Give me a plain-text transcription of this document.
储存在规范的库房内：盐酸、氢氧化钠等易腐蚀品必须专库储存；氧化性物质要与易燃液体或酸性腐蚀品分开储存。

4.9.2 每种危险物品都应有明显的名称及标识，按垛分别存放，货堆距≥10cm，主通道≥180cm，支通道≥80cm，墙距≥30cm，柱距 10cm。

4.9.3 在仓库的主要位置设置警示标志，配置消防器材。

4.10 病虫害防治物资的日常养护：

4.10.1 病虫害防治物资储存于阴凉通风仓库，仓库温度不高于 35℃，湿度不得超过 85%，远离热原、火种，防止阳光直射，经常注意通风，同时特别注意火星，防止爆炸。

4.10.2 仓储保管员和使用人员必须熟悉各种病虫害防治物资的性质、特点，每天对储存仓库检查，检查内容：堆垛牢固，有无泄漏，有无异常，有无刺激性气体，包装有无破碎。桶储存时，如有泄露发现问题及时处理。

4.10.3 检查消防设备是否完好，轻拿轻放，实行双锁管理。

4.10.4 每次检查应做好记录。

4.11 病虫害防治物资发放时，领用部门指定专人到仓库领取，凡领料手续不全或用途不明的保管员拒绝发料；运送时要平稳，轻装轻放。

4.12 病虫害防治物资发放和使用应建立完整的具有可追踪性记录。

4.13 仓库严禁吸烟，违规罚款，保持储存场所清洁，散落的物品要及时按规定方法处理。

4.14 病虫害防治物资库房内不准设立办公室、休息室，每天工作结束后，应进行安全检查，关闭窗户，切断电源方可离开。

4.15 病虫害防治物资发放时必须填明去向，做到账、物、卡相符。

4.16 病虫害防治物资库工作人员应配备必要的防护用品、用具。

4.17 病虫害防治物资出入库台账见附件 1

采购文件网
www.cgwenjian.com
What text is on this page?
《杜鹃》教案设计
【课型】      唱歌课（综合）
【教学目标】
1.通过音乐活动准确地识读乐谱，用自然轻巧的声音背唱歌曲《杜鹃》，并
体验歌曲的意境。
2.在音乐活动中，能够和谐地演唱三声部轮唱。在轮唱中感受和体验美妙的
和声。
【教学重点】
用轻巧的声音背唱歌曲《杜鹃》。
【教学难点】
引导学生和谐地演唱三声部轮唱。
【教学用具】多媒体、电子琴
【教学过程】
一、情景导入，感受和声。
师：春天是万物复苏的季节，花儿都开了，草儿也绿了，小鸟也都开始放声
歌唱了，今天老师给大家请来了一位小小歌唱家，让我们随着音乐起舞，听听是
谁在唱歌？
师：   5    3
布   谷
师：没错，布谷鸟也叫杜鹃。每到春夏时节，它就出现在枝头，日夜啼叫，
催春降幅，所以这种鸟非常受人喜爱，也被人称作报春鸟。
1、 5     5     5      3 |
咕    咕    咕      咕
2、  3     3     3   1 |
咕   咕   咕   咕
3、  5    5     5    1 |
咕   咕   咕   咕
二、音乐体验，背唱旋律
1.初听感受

——

TASK DETAILS: Repeat every entry word for word.

TASK RESPONSE:
Give me a plain-text transcription of this document.
储存在规范的库房内：盐酸、氢氧化钠等易腐蚀品必须专库储存；氧化性物质要与易燃液体或酸性腐蚀品分开储存。

4.9.2 每种危险物品都应有明显的名称及标识，按垛分别存放，货堆距≥10cm，主通道≥180cm，支通道≥80cm，墙距≥30cm，柱距 10cm。

4.9.3 在仓库的主要位置设置警示标志，配置消防器材。

4.10 病虫害防治物资的日常养护：

4.10.1 病虫害防治物资储存于阴凉通风仓库，仓库温度不高于 35℃，湿度不得超过 85%，远离热原、火种，防止阳光直射，经常注意通风，同时特别注意火星，防止爆炸。

4.10.2 仓储保管员和使用人员必须熟悉各种病虫害防治物资的性质、特点，每天对储存仓库检查，检查内容：堆垛牢固，有无泄漏，有无异常，有无刺激性气体，包装有无破碎。桶储存时，如有泄露发现问题及时处理。

4.10.3 检查消防设备是否完好，轻拿轻放，实行双锁管理。

4.10.4 每次检查应做好记录。

4.11 病虫害防治物资发放时，领用部门指定专人到仓库领取，凡领料手续不全或用途不明的保管员拒绝发料；运送时要平稳，轻装轻放。

4.12 病虫害防治物资发放和使用应建立完整的具有可追踪性记录。

4.13 仓库严禁吸烟，违规罚款，保持储存场所清洁，散落的物品要及时按规定方法处理。

4.14 病虫害防治物资库房内不准设立办公室、休息室，每天工作结束后，应进行安全检查，关闭窗户，切断电源方可离开。

4.15 病虫害防治物资发放时必须填明去向，做到账、物、卡相符。

4.16 病虫害防治物资库工作人员应配备必要的防护用品、用具。

4.17 病虫害防治物资出入库台账见附件 1

采购文件网
www.cgwenjian.com
What text is on this page?
《杜鹃》教案设计
【课型】      唱歌课（综合）
【教学目标】
1.通过音乐活动准确地识读乐谱，用自然轻巧的声音背唱歌曲《杜鹃》，并
体验歌曲的意境。
2.在音乐活动中，能够和谐地演唱三声部轮唱。在轮唱中感受和体验美妙的
和声。
【教学重点】
用轻巧的声音背唱歌曲《杜鹃》。
【教学难点】
引导学生和谐地演唱三声部轮唱。
【教学用具】多媒体、电子琴
【教学过程】
一、情景导入，感受和声。
师：春天是万物复苏的季节，花儿都开了，草儿也绿了，小鸟也都开始放声
歌唱了，今天老师给大家请来了一位小小歌唱家，让我们随着音乐起舞，听听是
谁在唱歌？
师：   5    3
布   谷
师：没错，布谷鸟也叫杜鹃。每到春夏时节，它就出现在枝头，日夜啼叫，
催春降幅，所以这种鸟非常受人喜爱，也被人称作报春鸟。
1、 5     5     5      3 |
咕    咕    咕      咕
2、  3     3     3   1 |
咕   咕   咕   咕
3、  5    5     5    1 |
咕   咕   咕   咕
二、音乐体验，背唱旋律
1.初听感受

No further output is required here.